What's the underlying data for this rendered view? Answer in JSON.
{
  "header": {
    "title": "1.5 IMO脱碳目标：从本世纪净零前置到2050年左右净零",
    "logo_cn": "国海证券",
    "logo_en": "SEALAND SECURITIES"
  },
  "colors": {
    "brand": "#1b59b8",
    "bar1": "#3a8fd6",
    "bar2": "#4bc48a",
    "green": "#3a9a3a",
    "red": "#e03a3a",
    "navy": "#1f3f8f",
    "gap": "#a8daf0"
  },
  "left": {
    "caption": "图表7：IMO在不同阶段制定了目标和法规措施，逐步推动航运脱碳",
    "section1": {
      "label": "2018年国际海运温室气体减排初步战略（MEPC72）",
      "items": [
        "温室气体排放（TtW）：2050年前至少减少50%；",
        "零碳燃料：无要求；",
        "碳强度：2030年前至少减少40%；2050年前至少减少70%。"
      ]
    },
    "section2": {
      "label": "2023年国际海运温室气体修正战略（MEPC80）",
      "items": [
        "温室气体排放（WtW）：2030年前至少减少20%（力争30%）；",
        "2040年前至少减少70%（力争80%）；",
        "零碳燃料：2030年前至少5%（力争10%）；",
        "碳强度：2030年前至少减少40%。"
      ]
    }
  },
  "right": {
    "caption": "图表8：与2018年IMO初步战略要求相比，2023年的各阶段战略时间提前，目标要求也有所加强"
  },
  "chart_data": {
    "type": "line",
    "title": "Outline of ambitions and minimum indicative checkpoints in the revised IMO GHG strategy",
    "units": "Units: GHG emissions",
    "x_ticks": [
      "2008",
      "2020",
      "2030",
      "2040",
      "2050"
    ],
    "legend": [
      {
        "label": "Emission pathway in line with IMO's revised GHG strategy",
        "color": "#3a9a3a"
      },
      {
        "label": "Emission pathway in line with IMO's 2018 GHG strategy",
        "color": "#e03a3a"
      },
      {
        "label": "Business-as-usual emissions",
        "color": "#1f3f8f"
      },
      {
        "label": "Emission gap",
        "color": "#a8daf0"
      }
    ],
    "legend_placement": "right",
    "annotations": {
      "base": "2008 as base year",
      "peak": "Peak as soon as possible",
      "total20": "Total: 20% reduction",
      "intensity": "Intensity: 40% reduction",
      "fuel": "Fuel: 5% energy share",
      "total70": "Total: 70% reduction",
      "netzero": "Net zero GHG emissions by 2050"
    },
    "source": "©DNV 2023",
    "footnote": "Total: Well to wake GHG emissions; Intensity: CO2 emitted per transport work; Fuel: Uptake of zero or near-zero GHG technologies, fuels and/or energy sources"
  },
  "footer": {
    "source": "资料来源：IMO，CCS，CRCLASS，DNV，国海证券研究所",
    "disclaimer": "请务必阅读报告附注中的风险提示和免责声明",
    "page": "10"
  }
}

::::::::::

» Stated goal
All of the data above should be transcribed exactly.

» Written answer
What's the underlying data for this rendered view? Answer in JSON.
{
  "header": {
    "title": "1.5 IMO脱碳目标：从本世纪净零前置到2050年左右净零",
    "logo_cn": "国海证券",
    "logo_en": "SEALAND SECURITIES"
  },
  "colors": {
    "brand": "#1b59b8",
    "bar1": "#3a8fd6",
    "bar2": "#4bc48a",
    "green": "#3a9a3a",
    "red": "#e03a3a",
    "navy": "#1f3f8f",
    "gap": "#a8daf0"
  },
  "left": {
    "caption": "图表7：IMO在不同阶段制定了目标和法规措施，逐步推动航运脱碳",
    "section1": {
      "label": "2018年国际海运温室气体减排初步战略（MEPC72）",
      "items": [
        "温室气体排放（TtW）：2050年前至少减少50%；",
        "零碳燃料：无要求；",
        "碳强度：2030年前至少减少40%；2050年前至少减少70%。"
      ]
    },
    "section2": {
      "label": "2023年国际海运温室气体修正战略（MEPC80）",
      "items": [
        "温室气体排放（WtW）：2030年前至少减少20%（力争30%）；",
        "2040年前至少减少70%（力争80%）；",
        "零碳燃料：2030年前至少5%（力争10%）；",
        "碳强度：2030年前至少减少40%。"
      ]
    }
  },
  "right": {
    "caption": "图表8：与2018年IMO初步战略要求相比，2023年的各阶段战略时间提前，目标要求也有所加强"
  },
  "chart_data": {
    "type": "line",
    "title": "Outline of ambitions and minimum indicative checkpoints in the revised IMO GHG strategy",
    "units": "Units: GHG emissions",
    "x_ticks": [
      "2008",
      "2020",
      "2030",
      "2040",
      "2050"
    ],
    "legend": [
      {
        "label": "Emission pathway in line with IMO's revised GHG strategy",
        "color": "#3a9a3a"
      },
      {
        "label": "Emission pathway in line with IMO's 2018 GHG strategy",
        "color": "#e03a3a"
      },
      {
        "label": "Business-as-usual emissions",
        "color": "#1f3f8f"
      },
      {
        "label": "Emission gap",
        "color": "#a8daf0"
      }
    ],
    "legend_placement": "right",
    "annotations": {
      "base": "2008 as base year",
      "peak": "Peak as soon as possible",
      "total20": "Total: 20% reduction",
      "intensity": "Intensity: 40% reduction",
      "fuel": "Fuel: 5% energy share",
      "total70": "Total: 70% reduction",
      "netzero": "Net zero GHG emissions by 2050"
    },
    "source": "©DNV 2023",
    "footnote": "Total: Well to wake GHG emissions; Intensity: CO2 emitted per transport work; Fuel: Uptake of zero or near-zero GHG technologies, fuels and/or energy sources"
  },
  "footer": {
    "source": "资料来源：IMO，CCS，CRCLASS，DNV，国海证券研究所",
    "disclaimer": "请务必阅读报告附注中的风险提示和免责声明",
    "page": "10"
  }
}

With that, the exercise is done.